Written exercise: Quote every line of the data below as it stands, omitting pictures.

--- BEGIN Data for processing ---

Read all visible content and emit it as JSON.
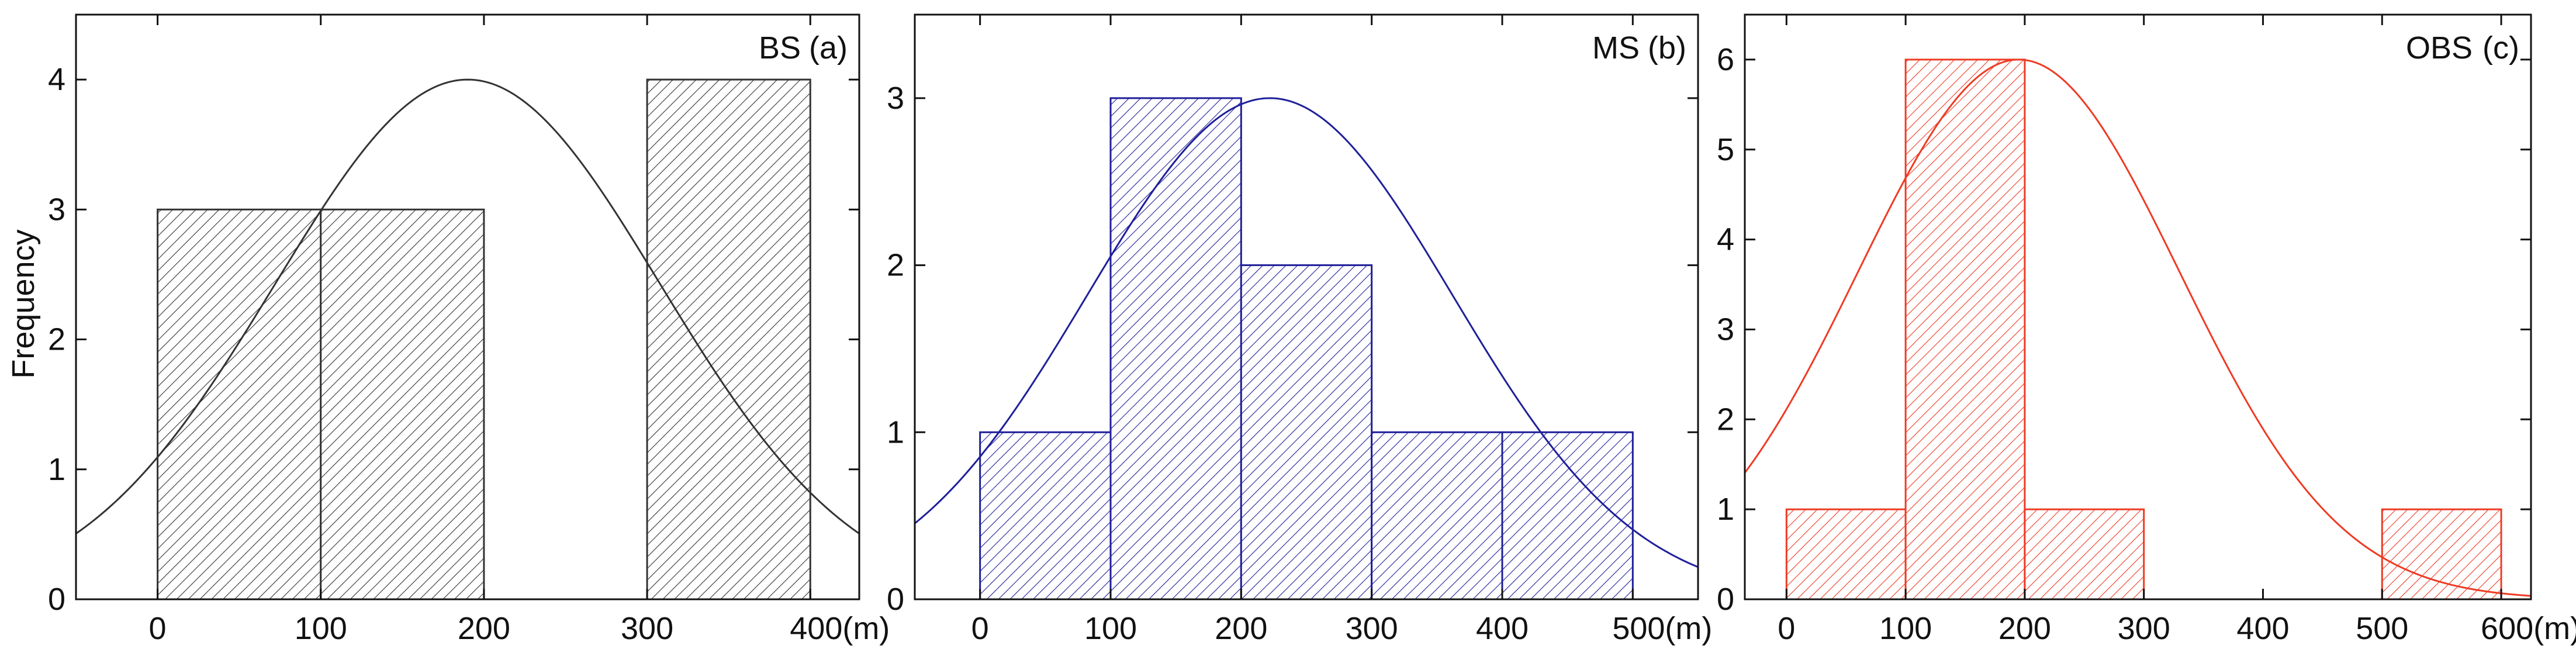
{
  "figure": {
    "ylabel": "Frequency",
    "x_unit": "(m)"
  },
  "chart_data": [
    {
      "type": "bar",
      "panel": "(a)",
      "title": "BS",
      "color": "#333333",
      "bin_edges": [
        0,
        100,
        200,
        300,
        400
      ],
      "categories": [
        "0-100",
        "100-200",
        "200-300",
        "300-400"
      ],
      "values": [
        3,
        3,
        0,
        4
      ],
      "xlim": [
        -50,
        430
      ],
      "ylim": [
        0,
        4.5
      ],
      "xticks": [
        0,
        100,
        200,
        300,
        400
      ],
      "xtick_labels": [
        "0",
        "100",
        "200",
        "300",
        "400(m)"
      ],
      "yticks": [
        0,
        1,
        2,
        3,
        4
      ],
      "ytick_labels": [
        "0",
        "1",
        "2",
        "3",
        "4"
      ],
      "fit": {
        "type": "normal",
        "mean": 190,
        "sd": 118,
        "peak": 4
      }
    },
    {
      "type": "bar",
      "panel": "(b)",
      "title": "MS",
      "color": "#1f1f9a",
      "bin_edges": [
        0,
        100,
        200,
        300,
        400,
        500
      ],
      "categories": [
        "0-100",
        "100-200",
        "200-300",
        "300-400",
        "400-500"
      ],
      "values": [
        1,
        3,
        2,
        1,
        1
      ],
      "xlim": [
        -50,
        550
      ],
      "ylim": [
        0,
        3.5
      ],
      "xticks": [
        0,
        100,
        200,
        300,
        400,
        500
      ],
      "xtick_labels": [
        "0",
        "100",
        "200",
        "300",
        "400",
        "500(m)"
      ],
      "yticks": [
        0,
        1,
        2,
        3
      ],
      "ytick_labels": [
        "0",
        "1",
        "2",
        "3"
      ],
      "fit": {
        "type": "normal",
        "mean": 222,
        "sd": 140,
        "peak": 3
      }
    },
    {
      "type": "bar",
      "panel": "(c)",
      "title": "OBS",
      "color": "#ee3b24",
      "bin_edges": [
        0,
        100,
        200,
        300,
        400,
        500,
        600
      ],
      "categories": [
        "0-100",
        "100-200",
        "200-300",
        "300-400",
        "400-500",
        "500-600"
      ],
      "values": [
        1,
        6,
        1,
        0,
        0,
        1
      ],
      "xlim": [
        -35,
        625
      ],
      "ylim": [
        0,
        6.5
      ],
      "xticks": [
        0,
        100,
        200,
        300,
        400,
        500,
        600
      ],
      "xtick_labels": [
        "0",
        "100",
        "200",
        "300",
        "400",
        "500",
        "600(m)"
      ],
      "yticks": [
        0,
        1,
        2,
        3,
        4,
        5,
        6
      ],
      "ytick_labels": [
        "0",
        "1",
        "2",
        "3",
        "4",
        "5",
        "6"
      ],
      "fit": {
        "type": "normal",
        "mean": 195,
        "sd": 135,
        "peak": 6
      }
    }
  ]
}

--- END Data for processing ---

The reply:
Read all visible content and emit it as JSON.
{
  "figure": {
    "ylabel": "Frequency",
    "x_unit": "(m)"
  },
  "chart_data": [
    {
      "type": "bar",
      "panel": "(a)",
      "title": "BS",
      "color": "#333333",
      "bin_edges": [
        0,
        100,
        200,
        300,
        400
      ],
      "categories": [
        "0-100",
        "100-200",
        "200-300",
        "300-400"
      ],
      "values": [
        3,
        3,
        0,
        4
      ],
      "xlim": [
        -50,
        430
      ],
      "ylim": [
        0,
        4.5
      ],
      "xticks": [
        0,
        100,
        200,
        300,
        400
      ],
      "xtick_labels": [
        "0",
        "100",
        "200",
        "300",
        "400(m)"
      ],
      "yticks": [
        0,
        1,
        2,
        3,
        4
      ],
      "ytick_labels": [
        "0",
        "1",
        "2",
        "3",
        "4"
      ],
      "fit": {
        "type": "normal",
        "mean": 190,
        "sd": 118,
        "peak": 4
      }
    },
    {
      "type": "bar",
      "panel": "(b)",
      "title": "MS",
      "color": "#1f1f9a",
      "bin_edges": [
        0,
        100,
        200,
        300,
        400,
        500
      ],
      "categories": [
        "0-100",
        "100-200",
        "200-300",
        "300-400",
        "400-500"
      ],
      "values": [
        1,
        3,
        2,
        1,
        1
      ],
      "xlim": [
        -50,
        550
      ],
      "ylim": [
        0,
        3.5
      ],
      "xticks": [
        0,
        100,
        200,
        300,
        400,
        500
      ],
      "xtick_labels": [
        "0",
        "100",
        "200",
        "300",
        "400",
        "500(m)"
      ],
      "yticks": [
        0,
        1,
        2,
        3
      ],
      "ytick_labels": [
        "0",
        "1",
        "2",
        "3"
      ],
      "fit": {
        "type": "normal",
        "mean": 222,
        "sd": 140,
        "peak": 3
      }
    },
    {
      "type": "bar",
      "panel": "(c)",
      "title": "OBS",
      "color": "#ee3b24",
      "bin_edges": [
        0,
        100,
        200,
        300,
        400,
        500,
        600
      ],
      "categories": [
        "0-100",
        "100-200",
        "200-300",
        "300-400",
        "400-500",
        "500-600"
      ],
      "values": [
        1,
        6,
        1,
        0,
        0,
        1
      ],
      "xlim": [
        -35,
        625
      ],
      "ylim": [
        0,
        6.5
      ],
      "xticks": [
        0,
        100,
        200,
        300,
        400,
        500,
        600
      ],
      "xtick_labels": [
        "0",
        "100",
        "200",
        "300",
        "400",
        "500",
        "600(m)"
      ],
      "yticks": [
        0,
        1,
        2,
        3,
        4,
        5,
        6
      ],
      "ytick_labels": [
        "0",
        "1",
        "2",
        "3",
        "4",
        "5",
        "6"
      ],
      "fit": {
        "type": "normal",
        "mean": 195,
        "sd": 135,
        "peak": 6
      }
    }
  ]
}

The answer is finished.